> _WHAT THE EXERCISE ASKS_: Pick out each line of the records in which the word "Commission" appears.

Dataset records:
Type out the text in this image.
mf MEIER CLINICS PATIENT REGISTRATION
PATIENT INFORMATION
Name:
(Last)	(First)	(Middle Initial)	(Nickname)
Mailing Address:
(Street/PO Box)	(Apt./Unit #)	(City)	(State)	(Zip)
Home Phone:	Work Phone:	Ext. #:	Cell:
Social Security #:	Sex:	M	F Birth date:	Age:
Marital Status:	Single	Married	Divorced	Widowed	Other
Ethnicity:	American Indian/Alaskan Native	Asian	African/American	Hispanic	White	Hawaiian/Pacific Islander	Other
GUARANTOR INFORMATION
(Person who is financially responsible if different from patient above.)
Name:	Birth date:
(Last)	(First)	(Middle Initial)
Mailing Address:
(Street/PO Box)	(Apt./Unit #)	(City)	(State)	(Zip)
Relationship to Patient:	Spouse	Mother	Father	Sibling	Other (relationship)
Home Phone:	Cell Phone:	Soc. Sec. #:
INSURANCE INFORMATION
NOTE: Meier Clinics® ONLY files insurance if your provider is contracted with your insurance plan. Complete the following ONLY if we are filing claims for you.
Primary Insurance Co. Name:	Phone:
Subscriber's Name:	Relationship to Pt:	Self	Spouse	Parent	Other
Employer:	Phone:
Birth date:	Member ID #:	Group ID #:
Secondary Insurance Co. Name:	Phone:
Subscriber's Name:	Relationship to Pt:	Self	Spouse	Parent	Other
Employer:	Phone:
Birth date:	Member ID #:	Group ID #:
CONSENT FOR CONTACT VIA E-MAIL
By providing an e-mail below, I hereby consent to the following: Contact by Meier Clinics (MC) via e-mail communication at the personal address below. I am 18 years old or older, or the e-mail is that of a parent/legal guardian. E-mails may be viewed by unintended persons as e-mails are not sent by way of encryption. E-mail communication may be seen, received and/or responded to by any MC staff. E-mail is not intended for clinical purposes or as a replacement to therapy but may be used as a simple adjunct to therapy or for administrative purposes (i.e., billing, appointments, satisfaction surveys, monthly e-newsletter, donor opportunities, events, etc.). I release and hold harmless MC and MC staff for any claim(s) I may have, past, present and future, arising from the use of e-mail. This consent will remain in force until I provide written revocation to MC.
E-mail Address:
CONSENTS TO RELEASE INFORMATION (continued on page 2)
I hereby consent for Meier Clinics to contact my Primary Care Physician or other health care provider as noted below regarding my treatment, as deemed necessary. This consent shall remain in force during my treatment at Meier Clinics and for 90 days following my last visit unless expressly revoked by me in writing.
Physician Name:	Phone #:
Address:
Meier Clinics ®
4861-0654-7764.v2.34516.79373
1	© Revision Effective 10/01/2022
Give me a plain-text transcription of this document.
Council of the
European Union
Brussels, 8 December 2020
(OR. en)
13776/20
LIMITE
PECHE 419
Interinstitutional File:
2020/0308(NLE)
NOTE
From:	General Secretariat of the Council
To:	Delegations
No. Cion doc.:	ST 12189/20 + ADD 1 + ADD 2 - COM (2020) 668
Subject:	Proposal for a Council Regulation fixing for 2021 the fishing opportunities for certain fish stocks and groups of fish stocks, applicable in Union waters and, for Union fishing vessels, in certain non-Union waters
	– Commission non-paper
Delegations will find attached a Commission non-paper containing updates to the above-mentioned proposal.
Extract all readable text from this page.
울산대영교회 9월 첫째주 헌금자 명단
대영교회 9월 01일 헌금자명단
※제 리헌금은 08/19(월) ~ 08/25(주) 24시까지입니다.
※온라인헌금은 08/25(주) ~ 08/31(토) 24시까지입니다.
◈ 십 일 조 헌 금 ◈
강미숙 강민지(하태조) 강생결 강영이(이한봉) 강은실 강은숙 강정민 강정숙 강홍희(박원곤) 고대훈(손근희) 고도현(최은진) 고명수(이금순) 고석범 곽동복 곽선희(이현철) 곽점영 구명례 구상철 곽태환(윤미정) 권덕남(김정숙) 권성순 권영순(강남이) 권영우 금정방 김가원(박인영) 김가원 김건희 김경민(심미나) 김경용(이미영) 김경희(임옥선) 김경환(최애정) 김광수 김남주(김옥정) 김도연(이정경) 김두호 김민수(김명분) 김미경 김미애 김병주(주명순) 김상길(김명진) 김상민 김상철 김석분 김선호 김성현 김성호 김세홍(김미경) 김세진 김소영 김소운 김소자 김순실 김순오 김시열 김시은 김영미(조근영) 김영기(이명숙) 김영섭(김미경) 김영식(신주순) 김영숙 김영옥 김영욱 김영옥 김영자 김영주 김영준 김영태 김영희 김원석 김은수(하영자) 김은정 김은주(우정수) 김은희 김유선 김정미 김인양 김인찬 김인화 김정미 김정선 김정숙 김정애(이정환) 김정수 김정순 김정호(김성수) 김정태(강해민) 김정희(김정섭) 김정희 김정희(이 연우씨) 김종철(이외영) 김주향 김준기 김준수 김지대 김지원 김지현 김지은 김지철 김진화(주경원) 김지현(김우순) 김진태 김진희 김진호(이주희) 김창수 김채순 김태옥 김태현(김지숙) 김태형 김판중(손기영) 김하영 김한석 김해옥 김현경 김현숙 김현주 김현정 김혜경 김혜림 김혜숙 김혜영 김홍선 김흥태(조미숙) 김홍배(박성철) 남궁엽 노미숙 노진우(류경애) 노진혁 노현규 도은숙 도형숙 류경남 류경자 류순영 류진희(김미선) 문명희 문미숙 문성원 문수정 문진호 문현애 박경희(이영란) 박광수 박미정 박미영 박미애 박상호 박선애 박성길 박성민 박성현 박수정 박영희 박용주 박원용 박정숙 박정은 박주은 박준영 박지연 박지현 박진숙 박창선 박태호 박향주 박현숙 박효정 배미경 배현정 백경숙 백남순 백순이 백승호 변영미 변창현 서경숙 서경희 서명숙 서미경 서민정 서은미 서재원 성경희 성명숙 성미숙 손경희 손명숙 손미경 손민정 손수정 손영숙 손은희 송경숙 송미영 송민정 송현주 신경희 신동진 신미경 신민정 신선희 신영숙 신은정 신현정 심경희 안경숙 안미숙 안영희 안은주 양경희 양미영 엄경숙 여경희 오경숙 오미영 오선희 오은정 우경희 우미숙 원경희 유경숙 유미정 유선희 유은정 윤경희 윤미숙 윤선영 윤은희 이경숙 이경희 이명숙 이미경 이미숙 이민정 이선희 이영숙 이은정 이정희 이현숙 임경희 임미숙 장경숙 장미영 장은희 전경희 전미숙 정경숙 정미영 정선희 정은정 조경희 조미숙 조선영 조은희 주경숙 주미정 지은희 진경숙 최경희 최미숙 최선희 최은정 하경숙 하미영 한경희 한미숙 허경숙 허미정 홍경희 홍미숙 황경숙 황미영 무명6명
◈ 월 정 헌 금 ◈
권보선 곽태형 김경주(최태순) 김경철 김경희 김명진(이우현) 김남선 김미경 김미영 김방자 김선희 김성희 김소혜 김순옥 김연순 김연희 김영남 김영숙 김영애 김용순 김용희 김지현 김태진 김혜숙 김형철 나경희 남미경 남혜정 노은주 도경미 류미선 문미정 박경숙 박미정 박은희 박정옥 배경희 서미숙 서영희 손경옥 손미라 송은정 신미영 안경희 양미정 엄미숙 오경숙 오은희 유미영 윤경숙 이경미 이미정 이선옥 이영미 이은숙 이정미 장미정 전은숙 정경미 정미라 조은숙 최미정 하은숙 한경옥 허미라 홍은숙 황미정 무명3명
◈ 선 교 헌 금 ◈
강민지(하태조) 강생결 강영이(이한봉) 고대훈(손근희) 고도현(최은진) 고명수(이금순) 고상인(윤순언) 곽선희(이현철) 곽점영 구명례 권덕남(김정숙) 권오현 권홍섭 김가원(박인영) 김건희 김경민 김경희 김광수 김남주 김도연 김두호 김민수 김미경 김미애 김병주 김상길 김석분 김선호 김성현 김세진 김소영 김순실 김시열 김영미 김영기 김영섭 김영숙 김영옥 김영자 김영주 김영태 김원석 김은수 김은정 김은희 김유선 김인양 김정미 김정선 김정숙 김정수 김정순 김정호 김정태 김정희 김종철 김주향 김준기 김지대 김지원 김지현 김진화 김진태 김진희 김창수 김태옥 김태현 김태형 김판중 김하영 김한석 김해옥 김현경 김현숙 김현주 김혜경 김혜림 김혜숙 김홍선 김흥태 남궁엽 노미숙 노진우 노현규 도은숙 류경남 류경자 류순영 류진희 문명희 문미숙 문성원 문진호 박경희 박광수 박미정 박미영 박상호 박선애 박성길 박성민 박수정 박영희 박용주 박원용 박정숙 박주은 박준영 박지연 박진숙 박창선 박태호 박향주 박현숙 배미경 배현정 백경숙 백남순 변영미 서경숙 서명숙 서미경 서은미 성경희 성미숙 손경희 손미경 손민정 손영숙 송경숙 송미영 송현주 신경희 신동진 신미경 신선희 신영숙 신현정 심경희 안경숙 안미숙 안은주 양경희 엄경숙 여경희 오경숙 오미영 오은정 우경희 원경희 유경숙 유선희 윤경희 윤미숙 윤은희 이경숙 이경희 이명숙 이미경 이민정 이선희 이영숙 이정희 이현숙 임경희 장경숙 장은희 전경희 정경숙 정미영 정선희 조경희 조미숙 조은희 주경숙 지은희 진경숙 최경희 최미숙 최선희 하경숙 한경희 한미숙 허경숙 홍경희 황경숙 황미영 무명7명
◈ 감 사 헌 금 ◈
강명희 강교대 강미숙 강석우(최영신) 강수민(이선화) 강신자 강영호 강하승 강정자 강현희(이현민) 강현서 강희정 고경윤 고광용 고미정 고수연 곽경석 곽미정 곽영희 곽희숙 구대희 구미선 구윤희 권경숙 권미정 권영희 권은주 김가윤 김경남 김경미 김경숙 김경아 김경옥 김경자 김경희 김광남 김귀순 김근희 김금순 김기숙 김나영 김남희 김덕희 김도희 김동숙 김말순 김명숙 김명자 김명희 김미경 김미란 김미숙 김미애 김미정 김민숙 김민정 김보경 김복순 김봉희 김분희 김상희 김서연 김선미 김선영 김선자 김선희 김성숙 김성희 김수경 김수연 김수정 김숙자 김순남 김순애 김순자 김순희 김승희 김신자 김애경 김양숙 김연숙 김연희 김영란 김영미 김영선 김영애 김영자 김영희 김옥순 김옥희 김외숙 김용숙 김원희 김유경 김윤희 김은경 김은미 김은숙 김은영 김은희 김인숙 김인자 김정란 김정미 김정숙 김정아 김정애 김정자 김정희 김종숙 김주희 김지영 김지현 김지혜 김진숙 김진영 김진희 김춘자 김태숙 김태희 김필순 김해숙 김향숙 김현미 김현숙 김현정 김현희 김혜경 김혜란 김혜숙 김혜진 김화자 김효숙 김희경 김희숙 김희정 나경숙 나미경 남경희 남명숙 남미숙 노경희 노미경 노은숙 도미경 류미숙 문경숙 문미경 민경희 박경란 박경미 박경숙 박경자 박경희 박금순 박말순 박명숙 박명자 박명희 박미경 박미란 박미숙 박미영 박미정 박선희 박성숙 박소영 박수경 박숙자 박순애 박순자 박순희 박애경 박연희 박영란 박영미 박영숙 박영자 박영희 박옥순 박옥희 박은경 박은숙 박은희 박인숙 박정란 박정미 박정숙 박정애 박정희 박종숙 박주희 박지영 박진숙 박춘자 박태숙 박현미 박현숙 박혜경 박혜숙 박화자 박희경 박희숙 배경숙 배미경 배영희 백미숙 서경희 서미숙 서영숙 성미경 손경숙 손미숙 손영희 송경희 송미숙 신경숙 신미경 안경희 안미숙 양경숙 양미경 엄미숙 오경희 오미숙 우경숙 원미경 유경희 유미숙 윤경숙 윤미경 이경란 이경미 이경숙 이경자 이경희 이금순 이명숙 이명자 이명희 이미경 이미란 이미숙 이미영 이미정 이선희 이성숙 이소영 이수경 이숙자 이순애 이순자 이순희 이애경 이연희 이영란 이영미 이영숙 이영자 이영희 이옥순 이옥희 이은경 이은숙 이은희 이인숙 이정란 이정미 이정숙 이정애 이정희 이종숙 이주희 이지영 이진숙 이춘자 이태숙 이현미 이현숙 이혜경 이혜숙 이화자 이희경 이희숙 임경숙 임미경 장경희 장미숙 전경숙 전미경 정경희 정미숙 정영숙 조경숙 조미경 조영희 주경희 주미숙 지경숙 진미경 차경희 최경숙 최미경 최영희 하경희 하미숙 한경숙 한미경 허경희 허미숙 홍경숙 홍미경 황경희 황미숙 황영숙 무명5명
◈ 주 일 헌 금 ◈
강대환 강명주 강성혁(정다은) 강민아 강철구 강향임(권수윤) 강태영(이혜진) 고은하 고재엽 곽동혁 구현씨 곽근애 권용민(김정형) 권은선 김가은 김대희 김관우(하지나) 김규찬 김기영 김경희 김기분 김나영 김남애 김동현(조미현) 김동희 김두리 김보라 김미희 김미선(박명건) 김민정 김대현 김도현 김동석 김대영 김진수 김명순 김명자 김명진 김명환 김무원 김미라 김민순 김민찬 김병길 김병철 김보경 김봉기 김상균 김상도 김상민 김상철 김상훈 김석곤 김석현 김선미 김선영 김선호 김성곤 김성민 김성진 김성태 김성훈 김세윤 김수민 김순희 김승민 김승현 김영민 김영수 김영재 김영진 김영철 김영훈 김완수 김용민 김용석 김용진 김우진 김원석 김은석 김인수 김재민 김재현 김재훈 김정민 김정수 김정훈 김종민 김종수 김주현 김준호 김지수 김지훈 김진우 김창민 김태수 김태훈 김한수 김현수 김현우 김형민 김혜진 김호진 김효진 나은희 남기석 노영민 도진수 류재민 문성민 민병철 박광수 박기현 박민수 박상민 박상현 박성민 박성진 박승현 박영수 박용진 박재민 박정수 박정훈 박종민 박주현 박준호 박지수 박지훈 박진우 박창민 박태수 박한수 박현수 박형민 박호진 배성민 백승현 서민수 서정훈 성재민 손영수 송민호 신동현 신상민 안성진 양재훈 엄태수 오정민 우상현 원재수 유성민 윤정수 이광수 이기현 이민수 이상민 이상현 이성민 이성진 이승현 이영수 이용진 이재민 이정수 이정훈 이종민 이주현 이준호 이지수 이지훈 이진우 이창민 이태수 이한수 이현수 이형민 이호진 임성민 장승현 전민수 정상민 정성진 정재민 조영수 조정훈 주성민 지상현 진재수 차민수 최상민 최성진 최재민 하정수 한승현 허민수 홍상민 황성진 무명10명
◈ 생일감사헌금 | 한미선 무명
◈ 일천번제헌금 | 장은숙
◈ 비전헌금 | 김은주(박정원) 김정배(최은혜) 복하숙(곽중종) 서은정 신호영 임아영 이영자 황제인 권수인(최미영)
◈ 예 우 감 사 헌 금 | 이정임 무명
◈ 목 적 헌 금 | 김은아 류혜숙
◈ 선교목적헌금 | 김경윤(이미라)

> _EXPECTED OUTPUT_:
	– Commission non-paper
Delegations will find attached a Commission non-paper containing updates to the above-mentioned proposal.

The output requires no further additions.